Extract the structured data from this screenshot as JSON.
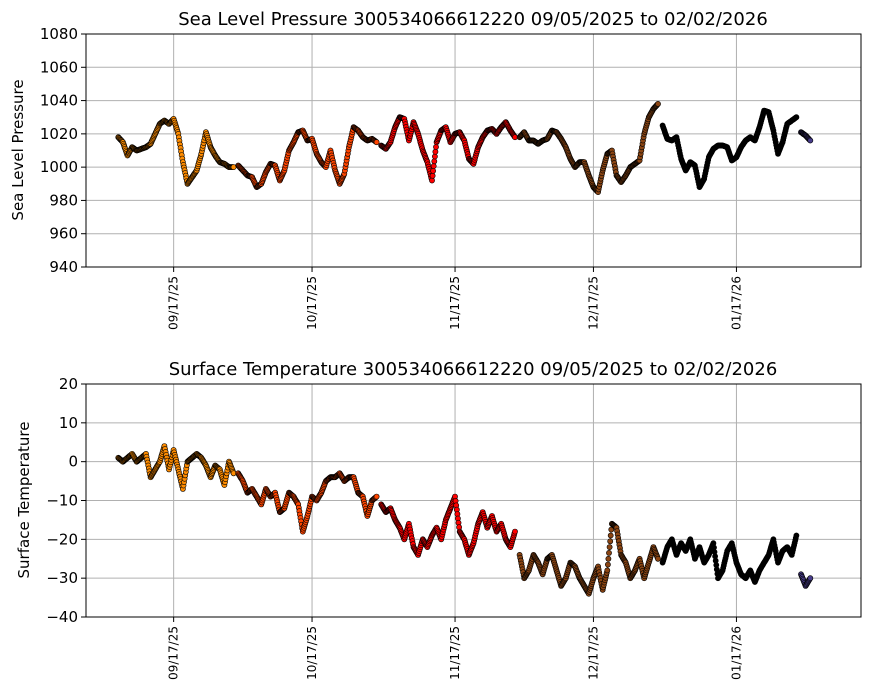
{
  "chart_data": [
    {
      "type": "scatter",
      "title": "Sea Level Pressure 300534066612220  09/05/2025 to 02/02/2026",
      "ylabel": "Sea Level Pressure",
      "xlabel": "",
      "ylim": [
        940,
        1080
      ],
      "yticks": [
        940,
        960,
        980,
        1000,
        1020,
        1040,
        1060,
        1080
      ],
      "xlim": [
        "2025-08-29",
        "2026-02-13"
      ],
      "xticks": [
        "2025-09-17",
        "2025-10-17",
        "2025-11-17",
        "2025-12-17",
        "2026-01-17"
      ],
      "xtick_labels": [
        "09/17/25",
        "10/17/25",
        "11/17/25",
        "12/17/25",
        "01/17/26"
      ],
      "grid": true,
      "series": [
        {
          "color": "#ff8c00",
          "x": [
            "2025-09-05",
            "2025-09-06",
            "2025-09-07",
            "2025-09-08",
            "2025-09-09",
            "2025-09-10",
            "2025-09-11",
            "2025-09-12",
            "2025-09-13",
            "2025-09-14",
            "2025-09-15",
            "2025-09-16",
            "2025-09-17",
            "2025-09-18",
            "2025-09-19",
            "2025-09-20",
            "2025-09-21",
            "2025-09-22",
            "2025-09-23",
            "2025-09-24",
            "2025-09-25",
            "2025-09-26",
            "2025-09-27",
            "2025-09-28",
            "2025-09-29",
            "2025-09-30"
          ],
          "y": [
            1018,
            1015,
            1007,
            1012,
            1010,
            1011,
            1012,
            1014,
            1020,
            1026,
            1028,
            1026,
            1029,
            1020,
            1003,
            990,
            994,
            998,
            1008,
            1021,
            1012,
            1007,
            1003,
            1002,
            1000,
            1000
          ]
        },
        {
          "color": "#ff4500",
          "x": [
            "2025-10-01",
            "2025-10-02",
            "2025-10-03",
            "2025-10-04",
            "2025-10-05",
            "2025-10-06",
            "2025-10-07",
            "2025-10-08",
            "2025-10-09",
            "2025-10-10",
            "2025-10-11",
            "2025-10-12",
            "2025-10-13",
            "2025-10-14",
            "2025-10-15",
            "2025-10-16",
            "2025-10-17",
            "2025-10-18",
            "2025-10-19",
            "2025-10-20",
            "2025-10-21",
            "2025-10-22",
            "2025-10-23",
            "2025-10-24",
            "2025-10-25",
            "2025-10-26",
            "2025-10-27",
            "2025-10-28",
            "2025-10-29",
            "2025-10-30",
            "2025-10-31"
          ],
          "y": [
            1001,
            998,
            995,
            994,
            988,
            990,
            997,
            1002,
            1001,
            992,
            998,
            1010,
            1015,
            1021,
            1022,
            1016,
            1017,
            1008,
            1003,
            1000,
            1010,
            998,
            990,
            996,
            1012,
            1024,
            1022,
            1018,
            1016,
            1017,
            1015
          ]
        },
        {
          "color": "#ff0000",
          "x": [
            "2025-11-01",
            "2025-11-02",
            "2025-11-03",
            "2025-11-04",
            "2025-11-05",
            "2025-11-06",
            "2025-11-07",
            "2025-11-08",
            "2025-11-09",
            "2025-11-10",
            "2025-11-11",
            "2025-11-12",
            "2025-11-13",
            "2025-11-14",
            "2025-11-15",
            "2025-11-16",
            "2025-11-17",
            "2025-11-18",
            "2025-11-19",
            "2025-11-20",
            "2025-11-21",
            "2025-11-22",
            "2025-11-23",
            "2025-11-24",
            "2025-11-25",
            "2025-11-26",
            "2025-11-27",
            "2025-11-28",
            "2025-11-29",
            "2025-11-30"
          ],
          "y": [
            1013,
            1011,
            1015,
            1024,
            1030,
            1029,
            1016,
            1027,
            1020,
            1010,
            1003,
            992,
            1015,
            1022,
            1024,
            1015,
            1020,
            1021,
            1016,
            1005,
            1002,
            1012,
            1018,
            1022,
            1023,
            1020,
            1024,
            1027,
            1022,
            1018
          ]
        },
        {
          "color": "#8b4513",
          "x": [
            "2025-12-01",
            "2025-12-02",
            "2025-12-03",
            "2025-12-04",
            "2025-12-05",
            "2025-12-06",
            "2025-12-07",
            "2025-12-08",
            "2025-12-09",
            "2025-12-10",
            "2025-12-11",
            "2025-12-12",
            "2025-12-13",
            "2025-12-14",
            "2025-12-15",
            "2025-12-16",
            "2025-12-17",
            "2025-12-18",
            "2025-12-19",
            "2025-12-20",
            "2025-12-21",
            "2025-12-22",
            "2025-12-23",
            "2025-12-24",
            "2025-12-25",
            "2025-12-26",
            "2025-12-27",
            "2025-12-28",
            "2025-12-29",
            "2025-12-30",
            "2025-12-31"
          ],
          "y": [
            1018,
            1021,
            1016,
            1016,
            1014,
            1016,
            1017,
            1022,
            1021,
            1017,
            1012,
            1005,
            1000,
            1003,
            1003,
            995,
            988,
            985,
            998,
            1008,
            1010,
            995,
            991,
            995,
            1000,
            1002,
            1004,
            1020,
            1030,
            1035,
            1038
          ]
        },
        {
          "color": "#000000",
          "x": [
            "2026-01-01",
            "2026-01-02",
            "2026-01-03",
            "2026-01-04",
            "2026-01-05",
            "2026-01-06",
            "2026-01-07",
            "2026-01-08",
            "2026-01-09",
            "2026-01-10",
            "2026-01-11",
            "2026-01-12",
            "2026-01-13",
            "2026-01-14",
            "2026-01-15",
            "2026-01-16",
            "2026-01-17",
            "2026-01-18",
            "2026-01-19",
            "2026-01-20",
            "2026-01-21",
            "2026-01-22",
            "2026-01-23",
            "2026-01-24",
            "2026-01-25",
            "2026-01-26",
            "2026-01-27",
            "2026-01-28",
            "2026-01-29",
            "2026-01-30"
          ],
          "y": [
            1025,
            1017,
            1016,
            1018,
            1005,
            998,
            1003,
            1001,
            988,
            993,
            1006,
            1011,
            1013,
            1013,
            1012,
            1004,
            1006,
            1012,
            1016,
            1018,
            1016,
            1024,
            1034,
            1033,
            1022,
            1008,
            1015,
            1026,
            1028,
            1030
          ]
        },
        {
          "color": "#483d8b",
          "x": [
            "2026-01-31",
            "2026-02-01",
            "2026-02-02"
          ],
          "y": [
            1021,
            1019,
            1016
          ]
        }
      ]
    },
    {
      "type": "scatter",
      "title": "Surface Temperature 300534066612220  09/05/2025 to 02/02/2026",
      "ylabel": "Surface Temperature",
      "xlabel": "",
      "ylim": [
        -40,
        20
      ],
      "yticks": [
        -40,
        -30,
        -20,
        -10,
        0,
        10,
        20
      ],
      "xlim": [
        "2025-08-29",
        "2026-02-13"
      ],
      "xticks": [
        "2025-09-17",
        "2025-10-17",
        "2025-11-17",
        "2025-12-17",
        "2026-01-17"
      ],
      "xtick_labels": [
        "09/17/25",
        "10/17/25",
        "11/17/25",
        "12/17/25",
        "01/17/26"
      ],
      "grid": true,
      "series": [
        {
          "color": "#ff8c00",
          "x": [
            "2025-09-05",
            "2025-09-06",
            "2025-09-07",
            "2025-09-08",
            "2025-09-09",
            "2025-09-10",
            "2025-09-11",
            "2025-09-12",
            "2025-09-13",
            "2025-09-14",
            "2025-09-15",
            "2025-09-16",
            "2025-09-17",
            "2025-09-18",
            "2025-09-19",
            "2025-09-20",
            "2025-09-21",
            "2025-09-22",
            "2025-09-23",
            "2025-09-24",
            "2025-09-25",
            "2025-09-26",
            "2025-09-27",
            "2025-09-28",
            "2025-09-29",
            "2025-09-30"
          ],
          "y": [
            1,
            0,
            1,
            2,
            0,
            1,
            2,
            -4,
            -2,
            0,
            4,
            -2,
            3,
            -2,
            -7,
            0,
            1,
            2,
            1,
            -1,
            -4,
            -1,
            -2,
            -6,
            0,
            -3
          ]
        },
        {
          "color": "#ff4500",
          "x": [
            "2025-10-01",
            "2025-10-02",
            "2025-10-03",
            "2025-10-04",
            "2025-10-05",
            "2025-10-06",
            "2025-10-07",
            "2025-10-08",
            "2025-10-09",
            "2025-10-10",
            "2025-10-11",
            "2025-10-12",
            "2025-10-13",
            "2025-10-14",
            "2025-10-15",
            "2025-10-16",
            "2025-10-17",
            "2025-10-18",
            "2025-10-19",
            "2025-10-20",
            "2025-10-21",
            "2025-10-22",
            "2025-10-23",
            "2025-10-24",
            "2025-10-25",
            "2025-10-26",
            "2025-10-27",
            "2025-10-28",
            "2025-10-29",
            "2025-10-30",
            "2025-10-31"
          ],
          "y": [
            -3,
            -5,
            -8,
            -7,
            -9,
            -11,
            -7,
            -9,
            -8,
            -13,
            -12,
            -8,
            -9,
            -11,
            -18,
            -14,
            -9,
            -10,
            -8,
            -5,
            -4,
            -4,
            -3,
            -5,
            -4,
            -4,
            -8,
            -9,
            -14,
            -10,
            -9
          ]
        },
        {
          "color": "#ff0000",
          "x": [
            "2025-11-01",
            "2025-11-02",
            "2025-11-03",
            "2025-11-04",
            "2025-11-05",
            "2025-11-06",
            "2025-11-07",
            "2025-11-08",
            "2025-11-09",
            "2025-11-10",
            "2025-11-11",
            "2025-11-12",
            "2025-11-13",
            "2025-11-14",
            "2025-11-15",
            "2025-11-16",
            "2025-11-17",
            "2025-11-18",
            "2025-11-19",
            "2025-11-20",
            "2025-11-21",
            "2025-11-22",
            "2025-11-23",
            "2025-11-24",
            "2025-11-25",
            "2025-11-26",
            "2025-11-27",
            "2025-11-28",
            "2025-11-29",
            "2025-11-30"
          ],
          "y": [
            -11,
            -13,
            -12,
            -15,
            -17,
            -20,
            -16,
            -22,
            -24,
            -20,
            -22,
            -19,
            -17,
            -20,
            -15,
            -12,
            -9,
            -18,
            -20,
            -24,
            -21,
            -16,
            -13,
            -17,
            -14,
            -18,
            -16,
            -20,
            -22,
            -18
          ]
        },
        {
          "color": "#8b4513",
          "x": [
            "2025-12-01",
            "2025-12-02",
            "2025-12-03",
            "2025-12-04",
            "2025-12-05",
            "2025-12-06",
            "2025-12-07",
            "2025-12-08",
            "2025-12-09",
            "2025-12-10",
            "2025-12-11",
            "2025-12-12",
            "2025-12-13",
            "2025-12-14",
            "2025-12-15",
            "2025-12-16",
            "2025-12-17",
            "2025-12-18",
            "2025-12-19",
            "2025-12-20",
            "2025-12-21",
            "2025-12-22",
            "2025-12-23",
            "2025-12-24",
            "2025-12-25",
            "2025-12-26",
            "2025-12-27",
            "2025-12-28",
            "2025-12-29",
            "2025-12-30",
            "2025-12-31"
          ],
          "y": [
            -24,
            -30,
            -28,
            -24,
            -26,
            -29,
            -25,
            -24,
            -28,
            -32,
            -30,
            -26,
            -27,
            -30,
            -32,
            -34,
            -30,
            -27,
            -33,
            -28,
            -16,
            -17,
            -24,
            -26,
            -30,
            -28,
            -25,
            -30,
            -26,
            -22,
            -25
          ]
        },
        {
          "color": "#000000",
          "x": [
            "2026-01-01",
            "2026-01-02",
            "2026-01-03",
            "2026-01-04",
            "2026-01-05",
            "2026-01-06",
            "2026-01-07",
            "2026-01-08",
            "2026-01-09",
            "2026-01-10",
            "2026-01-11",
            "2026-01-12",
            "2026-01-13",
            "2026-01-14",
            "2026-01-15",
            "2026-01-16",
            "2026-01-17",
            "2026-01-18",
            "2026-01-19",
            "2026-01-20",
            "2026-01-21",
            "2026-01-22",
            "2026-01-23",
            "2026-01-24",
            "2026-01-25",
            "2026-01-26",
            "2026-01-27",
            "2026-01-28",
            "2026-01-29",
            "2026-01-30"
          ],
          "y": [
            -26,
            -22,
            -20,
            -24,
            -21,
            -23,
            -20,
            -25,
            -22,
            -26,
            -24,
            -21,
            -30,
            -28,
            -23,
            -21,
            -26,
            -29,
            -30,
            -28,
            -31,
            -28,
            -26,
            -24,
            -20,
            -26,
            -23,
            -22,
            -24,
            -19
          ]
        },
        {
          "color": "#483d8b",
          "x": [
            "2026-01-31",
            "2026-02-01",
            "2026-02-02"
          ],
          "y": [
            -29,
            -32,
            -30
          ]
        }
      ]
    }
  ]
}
....................
#### [Stated problem]
Extract every line containing the string "Surface" from the material.

#### [Reply]
      "title": "Surface Temperature 300534066612220  09/05/2025 to 02/02/2026",
      "ylabel": "Surface Temperature",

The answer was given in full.